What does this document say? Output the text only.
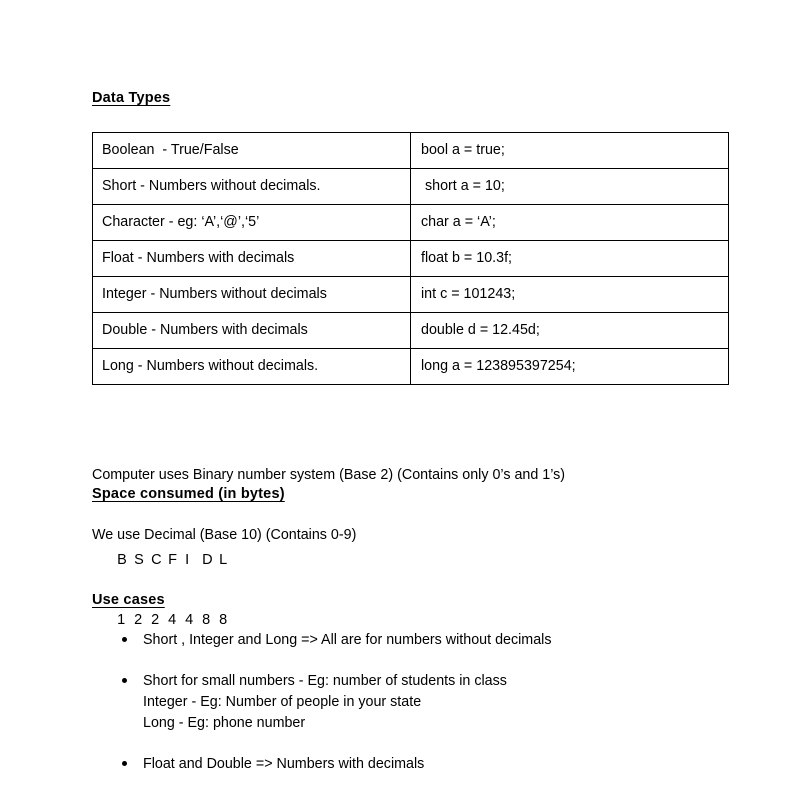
Data Types
Boolean  - True/False	bool a = true;
Short - Numbers without decimals.	short a = 10;
Character - eg: ‘A’,‘@’,‘5’	char a = ‘A’;
Float - Numbers with decimals	float b = 10.3f;
Integer - Numbers without decimals	int c = 101243;
Double - Numbers with decimals	double d = 12.45d;
Long - Numbers without decimals.	long a = 123895397254;

Computer uses Binary number system (Base 2) (Contains only 0’s and 1’s)

We use Decimal (Base 10) (Contains 0-9)

Space consumed (in bytes)

B S C F I D L

1 2 2 4 4 8 8

Use cases
Short , Integer and Long => All are for numbers without decimals
Short for small numbers - Eg: number of students in class
Integer - Eg: Number of people in your state
Long - Eg: phone number
Float and Double => Numbers with decimals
········
- **TASK BRIEF**: All of the material above is to be copied exactly, except for its images.

- **RIGHT ANSWER**:
What does this document say? Output the text only.
Data Types
Boolean  - True/False	bool a = true;
Short - Numbers without decimals.	short a = 10;
Character - eg: ‘A’,‘@’,‘5’	char a = ‘A’;
Float - Numbers with decimals	float b = 10.3f;
Integer - Numbers without decimals	int c = 101243;
Double - Numbers with decimals	double d = 12.45d;
Long - Numbers without decimals.	long a = 123895397254;

Computer uses Binary number system (Base 2) (Contains only 0’s and 1’s)

We use Decimal (Base 10) (Contains 0-9)

Space consumed (in bytes)

B S C F I D L

1 2 2 4 4 8 8

Use cases
Short , Integer and Long => All are for numbers without decimals
Short for small numbers - Eg: number of students in class
Integer - Eg: Number of people in your state
Long - Eg: phone number
Float and Double => Numbers with decimals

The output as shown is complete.